→ WHAT THE TASK REQUIRES
Gather the lines from the material that contain "Тогда".

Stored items
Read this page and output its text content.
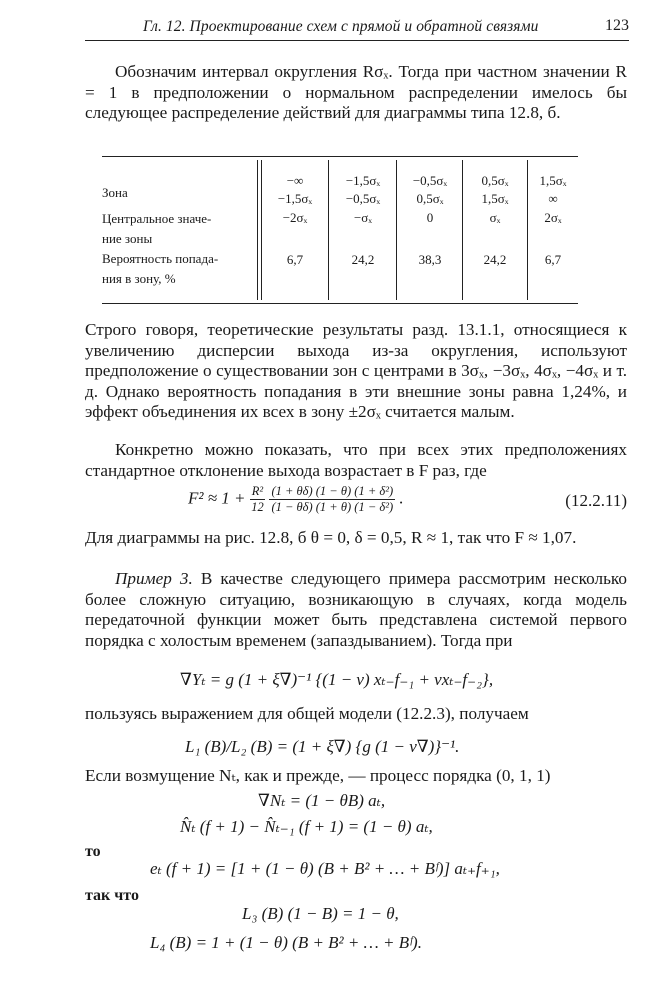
Гл. 12. Проектирование схем с прямой и обратной связями	123
Обозначим интервал округления Rσₓ. Тогда при частном значении R = 1 в предположении о нормальном распределении имелось бы следующее распределение действий для диаграммы типа 12.8, б.
Зона
Центральное значе-
ние зоны
Вероятность попада-
ния в зону, %
−∞
−1,5σₓ
−2σₓ
6,7
−1,5σₓ
−0,5σₓ
−σₓ
24,2
−0,5σₓ
0,5σₓ
0
38,3
0,5σₓ
1,5σₓ
σₓ
24,2
1,5σₓ
∞
2σₓ
6,7
Строго говоря, теоретические результаты разд. 13.1.1, относящиеся к увеличению дисперсии выхода из-за округления, используют предположение о существовании зон с центрами в 3σₓ, −3σₓ, 4σₓ, −4σₓ и т. д. Однако вероятность попадания в эти внешние зоны равна 1,24%, и эффект объединения их всех в зону ±2σₓ считается малым.
Конкретно можно показать, что при всех этих предположениях стандартное отклонение выхода возрастает в F раз, где
$F^2 \approx 1 + \frac{\text{R²}}{12}$
$\frac{\text{(1 + θδ) (1 − θ) (1 + δ²)}}{\text{(1 − θδ) (1 + θ) (1 − δ²)}}$ .	(12.2.11)
Для диаграммы на рис. 12.8, б θ = 0, δ = 0,5, R ≈ 1, так что F ≈ 1,07.
Пример 3. В качестве следующего примера рассмотрим несколько более сложную ситуацию, возникающую в случаях, когда модель передаточной функции может быть представлена системой первого порядка с холостым временем (запаздыванием). Тогда при
∇Yₜ = g (1 + ξ∇)⁻¹ {(1 − ν) xₜ₋f₋₁ + νxₜ₋f₋₂},
пользуясь выражением для общей модели (12.2.3), получаем
L₁ (B)/L₂ (B) = (1 + ξ∇) {g (1 − ν∇)}⁻¹.
Если возмущение Nₜ, как и прежде, — процесс порядка (0, 1, 1)
∇Nₜ = (1 − θB) aₜ,
N̂ₜ (f + 1) − N̂ₜ₋₁ (f + 1) = (1 − θ) aₜ,
то
eₜ (f + 1) = [1 + (1 − θ) (B + B² + … + Bᶠ)] aₜ₊f₊₁,
так что
L₃ (B) (1 − B) = 1 − θ,
L₄ (B) = 1 + (1 − θ) (B + B² + … + Bᶠ).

→ SOLUTION TO THIS EXERCISE
Обозначим интервал округления Rσₓ. Тогда при частном значении R = 1 в предположении о нормальном распределении имелось бы следующее распределение действий для диаграммы типа 12.8, б.
Пример 3. В качестве следующего примера рассмотрим несколько более сложную ситуацию, возникающую в случаях, когда модель передаточной функции может быть представлена системой первого порядка с холостым временем (запаздыванием). Тогда при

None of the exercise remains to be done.